> **Records provided**
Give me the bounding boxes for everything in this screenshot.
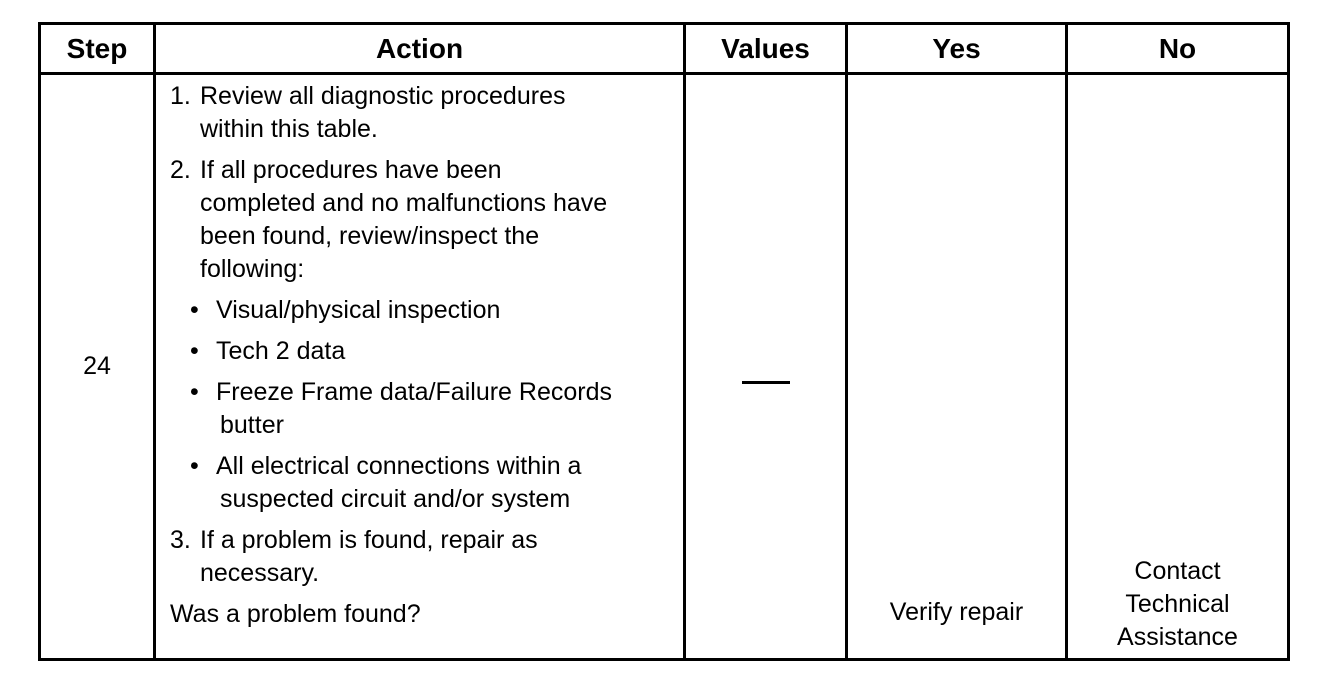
- step-2-line-4: following:: [200, 255, 305, 283]
- header-step: Step: [40, 24, 155, 74]
- step-2-line-3: been found, review/inspect the: [200, 222, 540, 250]
- step-1-number: 1.: [170, 82, 191, 110]
- header-values: Values: [685, 24, 847, 74]
- no-result-line-2: Technical: [1125, 590, 1230, 618]
- inspection-bullet-list: [170, 294, 675, 516]
- bullet-icon: •: [190, 337, 199, 365]
- no-result-line-3: Assistance: [1117, 623, 1238, 651]
- bullet-item-freeze-frame: [170, 376, 675, 442]
- header-no: No: [1067, 24, 1289, 74]
- no-value-dash: [742, 381, 790, 384]
- bullet-4-line-2: suspected circuit and/or system: [220, 485, 571, 513]
- yes-result: Verify repair: [847, 74, 1067, 660]
- values-cell: [685, 74, 847, 660]
- step-2-line-2: completed and no malfunctions have: [200, 189, 608, 217]
- bullet-icon: •: [190, 378, 199, 406]
- header-yes: Yes: [847, 24, 1067, 74]
- step-1-line-1: Review all diagnostic procedures: [200, 82, 566, 110]
- bullet-2-text: Tech 2 data: [216, 337, 346, 365]
- bullet-item-visual: [170, 294, 675, 327]
- header-action: Action: [155, 24, 685, 74]
- bullet-icon: •: [190, 296, 199, 324]
- bullet-3-line-2: butter: [220, 411, 284, 439]
- diagnostic-table: [38, 22, 1290, 661]
- bullet-4-line-1: All electrical connections within a: [216, 452, 582, 480]
- table-row: [40, 74, 1289, 660]
- action-cell: [155, 74, 685, 660]
- bullet-icon: •: [190, 452, 199, 480]
- bullet-item-electrical: [170, 450, 675, 516]
- no-result-line-1: Contact: [1134, 557, 1221, 585]
- step-3-line-1: If a problem is found, repair as: [200, 526, 538, 554]
- action-step-2: [170, 154, 675, 286]
- header-row: [40, 24, 1289, 74]
- step-2-line-1: If all procedures have been: [200, 156, 502, 184]
- step-2-number: 2.: [170, 156, 191, 184]
- action-step-3: [170, 524, 675, 590]
- step-1-line-2: within this table.: [200, 115, 378, 143]
- no-result-cell: [1067, 74, 1289, 660]
- action-question: Was a problem found?: [170, 600, 421, 628]
- step-3-line-2: necessary.: [200, 559, 320, 587]
- action-step-1: [170, 80, 675, 146]
- step-number: 24: [40, 74, 155, 660]
- bullet-item-tech2: [170, 335, 675, 368]
- bullet-3-line-1: Freeze Frame data/Failure Records: [216, 378, 612, 406]
- step-3-number: 3.: [170, 526, 191, 554]
- bullet-1-text: Visual/physical inspection: [216, 296, 501, 324]
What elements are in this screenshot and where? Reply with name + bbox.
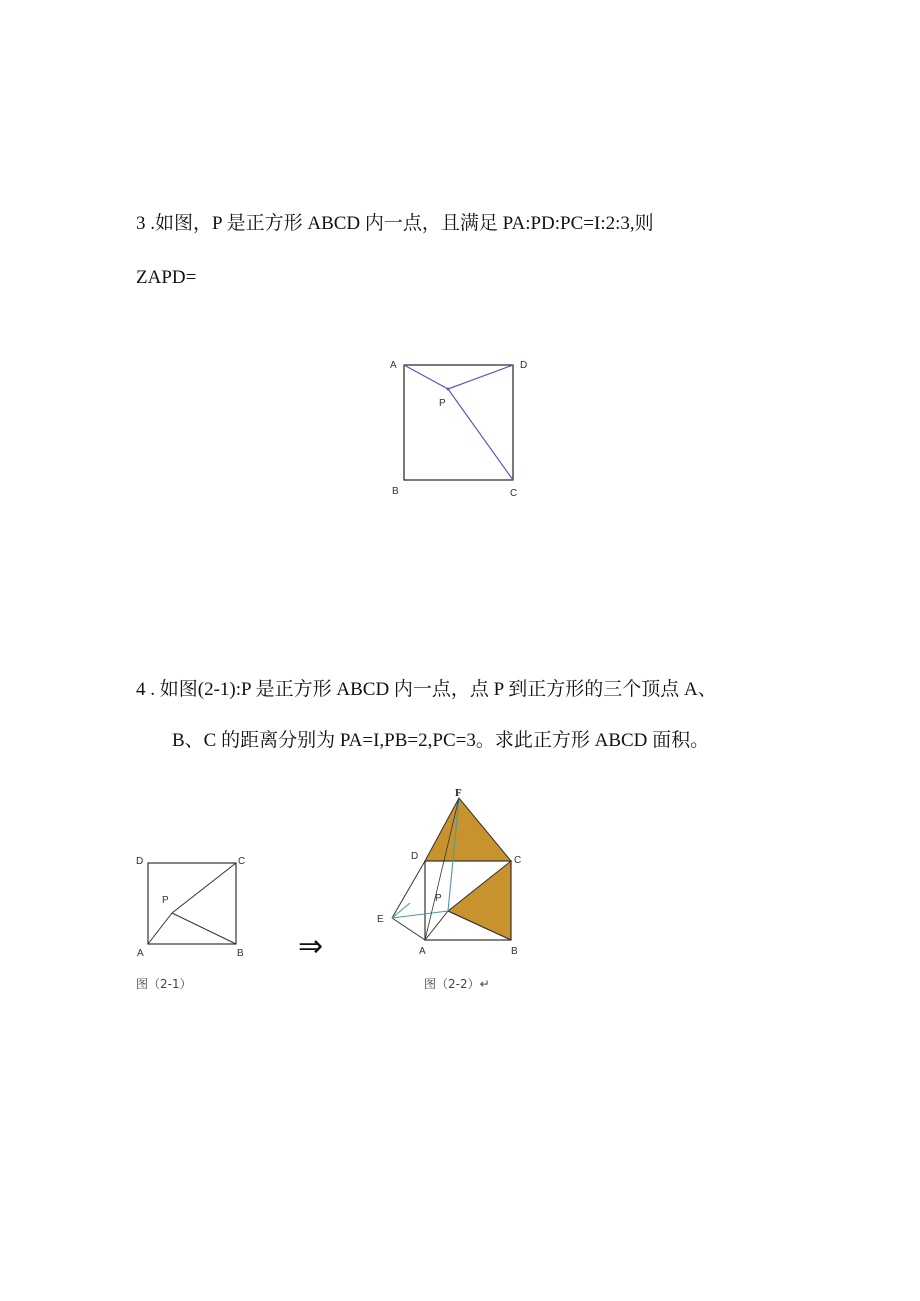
segment-ea bbox=[392, 918, 425, 940]
problem3-line2: ZAPD= bbox=[136, 267, 197, 288]
label-b: B bbox=[511, 946, 518, 957]
implies-arrow: ⇒ bbox=[298, 929, 324, 964]
label-p: P bbox=[162, 895, 169, 906]
triangle-pcb bbox=[448, 861, 511, 940]
figure-2-2 bbox=[370, 785, 530, 965]
segment-pa bbox=[404, 365, 448, 389]
segment-pd bbox=[448, 365, 513, 389]
problem4-line1: 4 . 如图(2-1):P 是正方形 ABCD 内一点，点 P 到正方形的三个顶点 A、 bbox=[136, 679, 717, 700]
triangle-dfc bbox=[425, 798, 511, 861]
label-e: E bbox=[377, 914, 384, 925]
segment-pb bbox=[172, 913, 236, 944]
square-abcd bbox=[404, 365, 513, 480]
problem3-figure bbox=[380, 350, 540, 510]
segment-pc bbox=[448, 389, 513, 480]
segment-ed bbox=[392, 861, 425, 918]
label-c: C bbox=[510, 488, 518, 499]
label-b: B bbox=[237, 948, 244, 959]
label-b: B bbox=[392, 486, 399, 497]
label-p: P bbox=[435, 893, 442, 904]
label-d: D bbox=[520, 360, 528, 371]
segment-pc bbox=[172, 863, 236, 913]
label-a: A bbox=[390, 360, 397, 371]
segment-ep bbox=[392, 911, 448, 918]
label-d: D bbox=[136, 856, 144, 867]
label-a: A bbox=[137, 948, 144, 959]
label-c: C bbox=[514, 855, 522, 866]
point-p bbox=[447, 388, 450, 391]
figure-2-2-caption: 图（2-2）↵ bbox=[424, 977, 490, 991]
figure-2-1 bbox=[130, 850, 260, 965]
label-f: F bbox=[455, 787, 462, 799]
label-c: C bbox=[238, 856, 246, 867]
label-a: A bbox=[419, 946, 426, 957]
segment-pa bbox=[148, 913, 172, 944]
label-p: P bbox=[439, 398, 446, 409]
figure-2-1-caption: 图（2-1） bbox=[136, 977, 192, 991]
label-d: D bbox=[411, 851, 419, 862]
problem4-line2: B、C 的距离分别为 PA=I,PB=2,PC=3。求此正方形 ABCD 面积。 bbox=[172, 730, 710, 751]
problem3-line1: 3 .如图，P 是正方形 ABCD 内一点，且满足 PA:PD:PC=I:2:3,则 bbox=[136, 213, 654, 234]
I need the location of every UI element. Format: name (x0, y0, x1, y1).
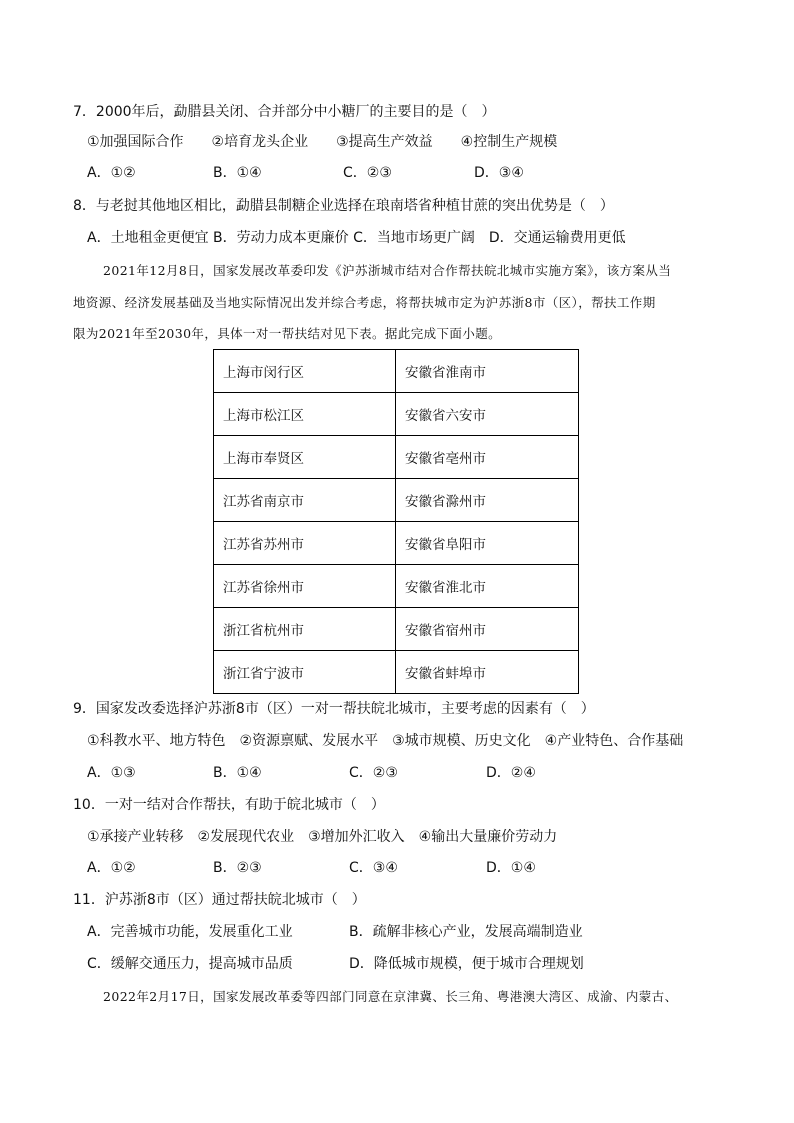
helped-city-cell: 安徽省淮南市 (396, 350, 579, 393)
table-row (214, 350, 579, 393)
helper-city-cell: 上海市闵行区 (214, 350, 396, 393)
passage-1-line-3: 限为2021年至2030年，具体一对一帮扶结对见下表。据此完成下面小题。 (73, 326, 502, 341)
table-row (214, 651, 579, 694)
helped-city-cell: 安徽省淮北市 (396, 565, 579, 608)
question-9-options (87, 763, 687, 783)
option-d[interactable]: D．②④ (486, 765, 536, 781)
helper-city-cell: 上海市奉贤区 (214, 436, 396, 479)
question-8-stem: 8．与老挝其他地区相比，勐腊县制糖企业选择在琅南塔省种植甘蔗的突出优势是（ ） (73, 198, 614, 214)
table-row (214, 436, 579, 479)
helper-city-cell: 江苏省苏州市 (214, 522, 396, 565)
question-7-items: ①加强国际合作 ②培育龙头企业 ③提高生产效益 ④控制生产规模 (87, 134, 558, 150)
table-row (214, 522, 579, 565)
passage-1-line-1: 2021年12月8日，国家发展改革委印发《沪苏浙城市结对合作帮扶皖北城市实施方案》，该方案从当 (103, 263, 672, 278)
helped-city-cell: 安徽省阜阳市 (396, 522, 579, 565)
pairing-table (213, 349, 579, 694)
helper-city-cell: 上海市松江区 (214, 393, 396, 436)
option-a[interactable]: A．①② (87, 860, 136, 876)
option-a[interactable]: A．①③ (87, 765, 136, 781)
table-row (214, 608, 579, 651)
helped-city-cell: 安徽省亳州市 (396, 436, 579, 479)
option-d[interactable]: D．①④ (486, 860, 536, 876)
question-9-items: ①科教水平、地方特色 ②资源禀赋、发展水平 ③城市规模、历史文化 ④产业特色、合作基础 (87, 733, 684, 749)
option-c[interactable]: C．缓解交通压力，提高城市品质 (87, 956, 293, 972)
helper-city-cell: 江苏省南京市 (214, 479, 396, 522)
helped-city-cell: 安徽省滁州市 (396, 479, 579, 522)
question-7-stem: 7．2000年后，勐腊县关闭、合并部分中小糖厂的主要目的是（ ） (73, 104, 496, 120)
question-10-items: ①承接产业转移 ②发展现代农业 ③增加外汇收入 ④输出大量廉价劳动力 (87, 829, 558, 845)
option-d[interactable]: D．降低城市规模，便于城市合理规划 (349, 956, 584, 972)
option-b[interactable]: B．①④ (213, 165, 262, 181)
helped-city-cell: 安徽省宿州市 (396, 608, 579, 651)
option-a[interactable]: A．①② (87, 165, 136, 181)
question-10-options (87, 858, 687, 878)
helped-city-cell: 安徽省蚌埠市 (396, 651, 579, 694)
question-11-options-row-1 (87, 922, 707, 942)
helped-city-cell: 安徽省六安市 (396, 393, 579, 436)
option-c[interactable]: C．②③ (349, 765, 398, 781)
option-c[interactable]: C．③④ (349, 860, 398, 876)
option-b[interactable]: B．①④ (213, 765, 262, 781)
table-row (214, 393, 579, 436)
question-11-options-row-2 (87, 954, 707, 974)
question-11-stem: 11．沪苏浙8市（区）通过帮扶皖北城市（ ） (73, 892, 366, 908)
option-b[interactable]: B．②③ (213, 860, 262, 876)
option-d[interactable]: D．③④ (474, 165, 524, 181)
option-a[interactable]: A．完善城市功能，发展重化工业 (87, 924, 293, 940)
helper-city-cell: 江苏省徐州市 (214, 565, 396, 608)
question-7-options (87, 163, 687, 183)
passage-2-line-1: 2022年2月17日，国家发展改革委等四部门同意在京津冀、长三角、粤港澳大湾区、成渝、内蒙古、 (103, 989, 678, 1004)
option-b[interactable]: B．疏解非核心产业，发展高端制造业 (349, 924, 583, 940)
question-10-stem: 10．一对一结对合作帮扶，有助于皖北城市（ ） (73, 797, 385, 813)
table-row (214, 479, 579, 522)
question-9-stem: 9．国家发改委选择沪苏浙8市（区）一对一帮扶皖北城市，主要考虑的因素有（ ） (73, 701, 595, 717)
table-row (214, 565, 579, 608)
passage-1-line-2: 地资源、经济发展基础及当地实际情况出发并综合考虑，将帮扶城市定为沪苏浙8市（区），帮扶工作期 (73, 295, 656, 310)
helper-city-cell: 浙江省宁波市 (214, 651, 396, 694)
helper-city-cell: 浙江省杭州市 (214, 608, 396, 651)
question-8-options[interactable]: A．土地租金更便宜 B．劳动力成本更廉价 C．当地市场更广阔 D．交通运输费用更低 (87, 230, 626, 246)
option-c[interactable]: C．②③ (343, 165, 392, 181)
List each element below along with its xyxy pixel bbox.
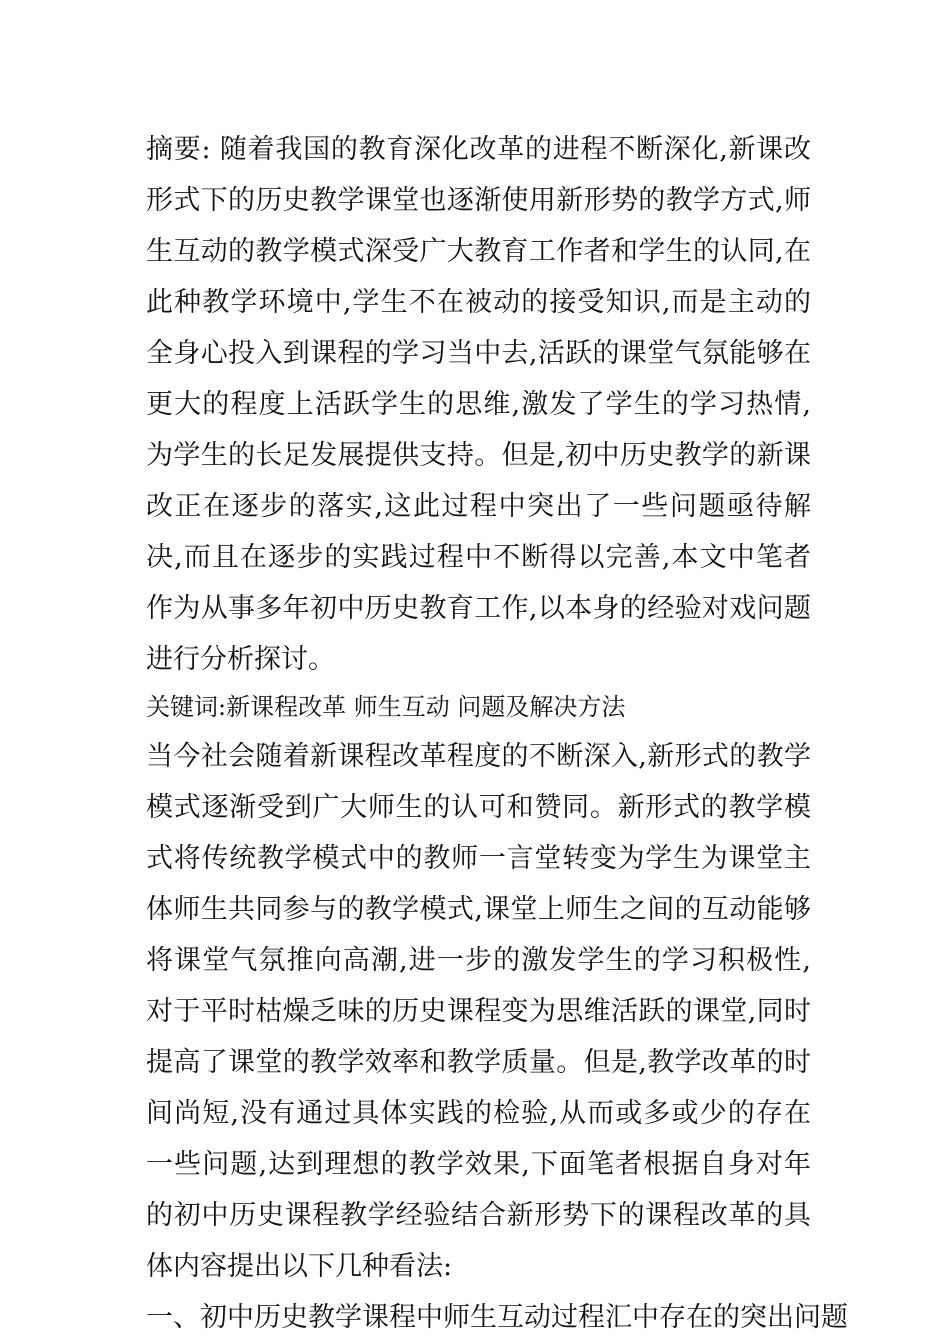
keywords-line: 关键词:新课程改革 师生互动 问题及解决方法 bbox=[146, 693, 626, 721]
section-heading: 一、初中历史教学课程中师生互动过程汇中存在的突出问题 bbox=[146, 1302, 848, 1333]
document-page bbox=[146, 124, 848, 1343]
intro-paragraph: 当今社会随着新课程改革程度的不断深入,新形式的教学模式逐渐受到广大师生的认可和赞同。新形式的教学模式将传统教学模式中的教师一言堂转变为学生为课堂主体师生共同参与的教学模式,课堂上师生之间的互动能够将课堂气氛推向高潮,进一步的激发学生的学习积极性,对于平时枯燥乏味的历史课程变为思维活跃的课堂,同时提高了课堂的教学效率和教学质量。但是,教学改革的时间尚短,没有通过具体实践的检验,从而或多或少的存在一些问题,达到理想的教学效果,下面笔者根据自身对年的初中历史课程教学经验结合新形势下的课程改革的具体内容提出以下几种看法: bbox=[146, 741, 811, 1282]
abstract-paragraph: 摘要: 随着我国的教育深化改革的进程不断深化,新课改形式下的历史教学课堂也逐渐使用新形势的教学方式,师生互动的教学模式深受广大教育工作者和学生的认同,在此种教学环境中,学生不在被动的接受知识,而是主动的全身心投入到课程的学习当中去,活跃的课堂气氛能够在更大的程度上活跃学生的思维,激发了学生的学习热情,为学生的长足发展提供支持。但是,初中历史教学的新课改正在逐步的落实,这此过程中突出了一些问题亟待解决,而且在逐步的实践过程中不断得以完善,本文中笔者作为从事多年初中历史教育工作,以本身的经验对戏问题进行分析探讨。 bbox=[146, 134, 811, 675]
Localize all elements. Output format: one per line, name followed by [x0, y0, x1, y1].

> **What you will do**
Reproduce verbatim everything in the records from the line containing "segment-ea bbox=[392, 918, 425, 940]" down to the line containing "label-b: B bbox=[237, 948, 244, 959]", both lines included.

> **Written answer**
segment-ea bbox=[392, 918, 425, 940]
problem3-line2: ZAPD= bbox=[136, 267, 197, 288]
label-b: B bbox=[511, 946, 518, 957]
implies-arrow: ⇒ bbox=[298, 929, 324, 964]
label-p: P bbox=[162, 895, 169, 906]
triangle-pcb bbox=[448, 861, 511, 940]
figure-2-2 bbox=[370, 785, 530, 965]
segment-pa bbox=[404, 365, 448, 389]
segment-pd bbox=[448, 365, 513, 389]
problem4-line1: 4 . 如图(2-1):P 是正方形 ABCD 内一点，点 P 到正方形的三个顶点 A、 bbox=[136, 679, 717, 700]
triangle-dfc bbox=[425, 798, 511, 861]
label-e: E bbox=[377, 914, 384, 925]
segment-pb bbox=[172, 913, 236, 944]
square-abcd bbox=[404, 365, 513, 480]
problem3-figure bbox=[380, 350, 540, 510]
segment-pc bbox=[448, 389, 513, 480]
segment-ed bbox=[392, 861, 425, 918]
label-c: C bbox=[510, 488, 518, 499]
label-b: B bbox=[237, 948, 244, 959]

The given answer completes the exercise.